Stated exercise
How many lines of the data hold the word "name"? State the number and nothing else.

begin Provided data

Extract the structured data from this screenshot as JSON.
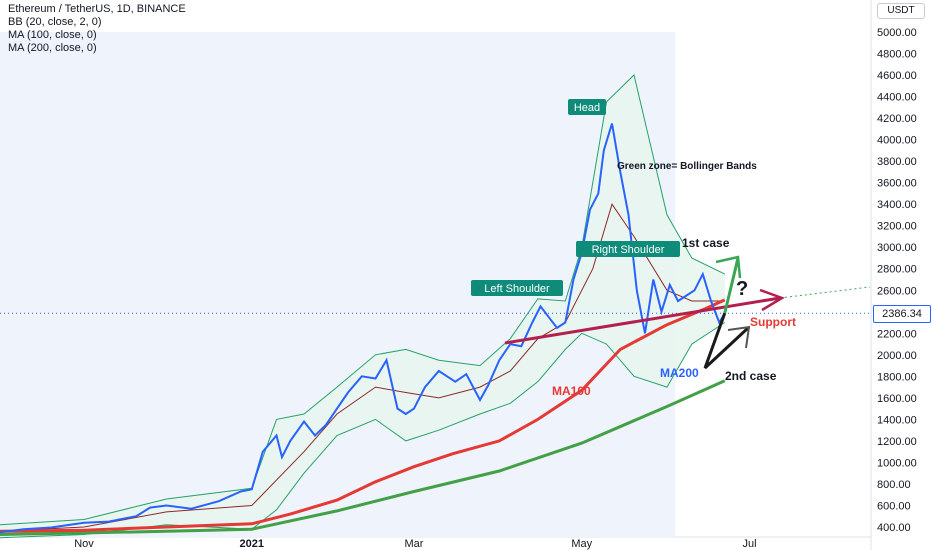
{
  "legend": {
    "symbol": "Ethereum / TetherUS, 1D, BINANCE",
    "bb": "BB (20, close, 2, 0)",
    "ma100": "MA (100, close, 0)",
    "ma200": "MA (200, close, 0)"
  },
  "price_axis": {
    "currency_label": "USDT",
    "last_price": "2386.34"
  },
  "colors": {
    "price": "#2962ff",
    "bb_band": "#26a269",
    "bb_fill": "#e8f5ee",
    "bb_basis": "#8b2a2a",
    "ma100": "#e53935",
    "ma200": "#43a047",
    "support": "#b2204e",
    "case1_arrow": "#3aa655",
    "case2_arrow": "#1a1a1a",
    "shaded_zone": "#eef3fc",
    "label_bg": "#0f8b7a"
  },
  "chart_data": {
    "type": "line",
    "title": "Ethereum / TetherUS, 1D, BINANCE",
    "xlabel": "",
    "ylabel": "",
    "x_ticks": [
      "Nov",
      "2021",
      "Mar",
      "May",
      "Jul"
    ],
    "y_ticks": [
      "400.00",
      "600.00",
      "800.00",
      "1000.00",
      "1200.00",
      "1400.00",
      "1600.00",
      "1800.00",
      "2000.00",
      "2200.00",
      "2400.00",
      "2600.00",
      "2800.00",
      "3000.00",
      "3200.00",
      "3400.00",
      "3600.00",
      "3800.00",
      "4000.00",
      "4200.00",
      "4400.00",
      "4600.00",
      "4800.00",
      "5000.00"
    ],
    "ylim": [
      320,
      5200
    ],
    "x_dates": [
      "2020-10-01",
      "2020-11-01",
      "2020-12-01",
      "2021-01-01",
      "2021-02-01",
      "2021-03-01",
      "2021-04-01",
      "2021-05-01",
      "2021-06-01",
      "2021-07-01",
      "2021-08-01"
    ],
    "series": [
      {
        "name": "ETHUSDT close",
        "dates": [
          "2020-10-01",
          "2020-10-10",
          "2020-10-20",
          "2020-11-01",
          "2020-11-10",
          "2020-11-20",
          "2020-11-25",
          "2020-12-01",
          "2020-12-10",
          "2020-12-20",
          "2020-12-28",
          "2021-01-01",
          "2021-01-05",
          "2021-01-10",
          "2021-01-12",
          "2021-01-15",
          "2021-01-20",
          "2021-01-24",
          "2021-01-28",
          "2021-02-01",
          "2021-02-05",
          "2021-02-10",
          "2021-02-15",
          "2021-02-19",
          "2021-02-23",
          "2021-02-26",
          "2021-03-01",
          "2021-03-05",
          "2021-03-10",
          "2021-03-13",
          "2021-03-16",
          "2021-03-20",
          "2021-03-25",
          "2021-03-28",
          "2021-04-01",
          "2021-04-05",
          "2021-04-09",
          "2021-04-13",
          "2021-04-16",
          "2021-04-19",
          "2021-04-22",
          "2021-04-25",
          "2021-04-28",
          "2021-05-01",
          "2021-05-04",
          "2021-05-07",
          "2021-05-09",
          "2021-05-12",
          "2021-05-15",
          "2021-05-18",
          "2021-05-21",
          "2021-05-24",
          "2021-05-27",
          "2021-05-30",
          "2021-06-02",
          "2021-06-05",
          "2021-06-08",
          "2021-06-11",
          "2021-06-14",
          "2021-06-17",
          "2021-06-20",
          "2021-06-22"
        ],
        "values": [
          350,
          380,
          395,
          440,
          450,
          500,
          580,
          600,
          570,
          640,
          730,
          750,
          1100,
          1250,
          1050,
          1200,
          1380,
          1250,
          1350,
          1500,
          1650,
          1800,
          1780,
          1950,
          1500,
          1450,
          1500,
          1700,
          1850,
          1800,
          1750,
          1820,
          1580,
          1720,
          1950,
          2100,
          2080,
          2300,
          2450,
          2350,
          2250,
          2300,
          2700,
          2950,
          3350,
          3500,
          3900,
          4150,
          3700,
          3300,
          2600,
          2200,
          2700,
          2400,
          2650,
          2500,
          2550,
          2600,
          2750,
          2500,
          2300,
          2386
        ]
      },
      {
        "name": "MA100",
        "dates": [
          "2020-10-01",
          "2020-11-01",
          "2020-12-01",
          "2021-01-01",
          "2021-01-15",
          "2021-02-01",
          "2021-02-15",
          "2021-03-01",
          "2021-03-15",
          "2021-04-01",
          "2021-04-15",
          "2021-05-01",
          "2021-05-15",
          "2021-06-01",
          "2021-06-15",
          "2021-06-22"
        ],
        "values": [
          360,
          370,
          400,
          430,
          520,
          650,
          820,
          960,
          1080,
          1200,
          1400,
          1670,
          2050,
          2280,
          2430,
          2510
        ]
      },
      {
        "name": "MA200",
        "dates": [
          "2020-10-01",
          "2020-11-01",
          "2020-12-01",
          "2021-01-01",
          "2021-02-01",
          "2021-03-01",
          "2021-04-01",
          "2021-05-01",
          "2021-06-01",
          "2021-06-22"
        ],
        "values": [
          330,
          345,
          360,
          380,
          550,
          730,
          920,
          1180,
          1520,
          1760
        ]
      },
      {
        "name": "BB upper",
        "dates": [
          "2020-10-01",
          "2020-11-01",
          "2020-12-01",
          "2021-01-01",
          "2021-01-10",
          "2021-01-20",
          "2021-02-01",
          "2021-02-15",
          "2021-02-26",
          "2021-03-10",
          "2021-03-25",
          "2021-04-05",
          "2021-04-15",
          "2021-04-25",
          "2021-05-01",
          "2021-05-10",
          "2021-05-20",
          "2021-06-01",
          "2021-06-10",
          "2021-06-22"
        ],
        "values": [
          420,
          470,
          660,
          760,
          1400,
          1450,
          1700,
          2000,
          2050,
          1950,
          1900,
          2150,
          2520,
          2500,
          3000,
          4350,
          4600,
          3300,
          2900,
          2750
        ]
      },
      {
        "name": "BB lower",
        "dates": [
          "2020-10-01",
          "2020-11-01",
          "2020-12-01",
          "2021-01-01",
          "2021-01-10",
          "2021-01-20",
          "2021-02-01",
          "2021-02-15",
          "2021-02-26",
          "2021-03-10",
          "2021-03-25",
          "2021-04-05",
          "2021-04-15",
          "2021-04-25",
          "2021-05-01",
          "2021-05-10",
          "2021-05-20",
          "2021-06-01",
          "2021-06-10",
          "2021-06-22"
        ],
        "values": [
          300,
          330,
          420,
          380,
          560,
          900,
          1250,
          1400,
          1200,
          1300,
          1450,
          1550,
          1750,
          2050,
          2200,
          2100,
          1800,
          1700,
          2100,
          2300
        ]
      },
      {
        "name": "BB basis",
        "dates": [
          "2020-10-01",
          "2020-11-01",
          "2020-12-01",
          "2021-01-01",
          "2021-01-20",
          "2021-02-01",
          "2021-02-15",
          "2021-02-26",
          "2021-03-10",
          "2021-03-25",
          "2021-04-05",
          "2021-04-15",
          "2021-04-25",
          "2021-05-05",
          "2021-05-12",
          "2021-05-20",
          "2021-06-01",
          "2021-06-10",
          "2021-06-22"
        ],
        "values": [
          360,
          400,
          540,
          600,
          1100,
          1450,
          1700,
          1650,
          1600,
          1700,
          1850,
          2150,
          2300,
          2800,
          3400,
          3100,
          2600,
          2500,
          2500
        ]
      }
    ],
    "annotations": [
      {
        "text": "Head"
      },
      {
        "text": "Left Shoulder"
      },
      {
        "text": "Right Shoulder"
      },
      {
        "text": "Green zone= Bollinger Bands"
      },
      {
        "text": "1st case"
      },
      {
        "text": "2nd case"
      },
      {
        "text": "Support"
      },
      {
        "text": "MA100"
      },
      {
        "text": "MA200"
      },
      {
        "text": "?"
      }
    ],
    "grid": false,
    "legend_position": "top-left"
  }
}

end Provided data

The solution
6